§ Problem statement: Take every line where the string "extracción" appears and copy it.

Start of Record extracts

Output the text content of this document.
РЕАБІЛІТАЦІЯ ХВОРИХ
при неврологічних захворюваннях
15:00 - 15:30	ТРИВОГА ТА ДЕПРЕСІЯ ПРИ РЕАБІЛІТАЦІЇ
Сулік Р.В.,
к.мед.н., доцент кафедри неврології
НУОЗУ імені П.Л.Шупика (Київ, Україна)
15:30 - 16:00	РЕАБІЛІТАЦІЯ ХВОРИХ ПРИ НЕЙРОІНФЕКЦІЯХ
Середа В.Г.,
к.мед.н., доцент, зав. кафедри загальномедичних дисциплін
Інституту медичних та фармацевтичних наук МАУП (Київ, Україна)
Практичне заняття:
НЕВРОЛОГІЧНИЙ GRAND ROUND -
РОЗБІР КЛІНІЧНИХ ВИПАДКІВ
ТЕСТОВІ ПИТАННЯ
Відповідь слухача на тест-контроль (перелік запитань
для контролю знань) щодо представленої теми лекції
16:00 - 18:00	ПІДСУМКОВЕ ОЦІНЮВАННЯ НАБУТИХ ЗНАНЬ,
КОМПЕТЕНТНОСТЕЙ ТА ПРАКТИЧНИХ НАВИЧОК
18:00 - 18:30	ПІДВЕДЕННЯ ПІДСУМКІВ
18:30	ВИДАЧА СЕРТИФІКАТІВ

End of Record extracts
Start of Record extracts

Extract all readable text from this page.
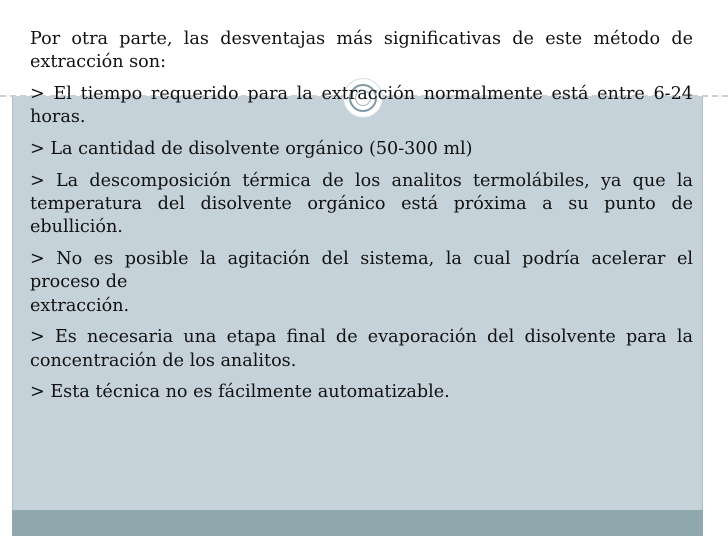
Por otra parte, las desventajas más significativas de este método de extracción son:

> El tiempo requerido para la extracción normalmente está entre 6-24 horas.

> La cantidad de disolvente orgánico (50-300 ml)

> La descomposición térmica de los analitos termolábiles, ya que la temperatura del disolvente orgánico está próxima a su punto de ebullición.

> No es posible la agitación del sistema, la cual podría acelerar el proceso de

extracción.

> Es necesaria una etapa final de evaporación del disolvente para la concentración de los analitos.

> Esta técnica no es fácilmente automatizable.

End of Record extracts

§ Full answer:
Por otra parte, las desventajas más significativas de este método de extracción son:
> El tiempo requerido para la extracción normalmente está entre 6-24 horas.
extracción.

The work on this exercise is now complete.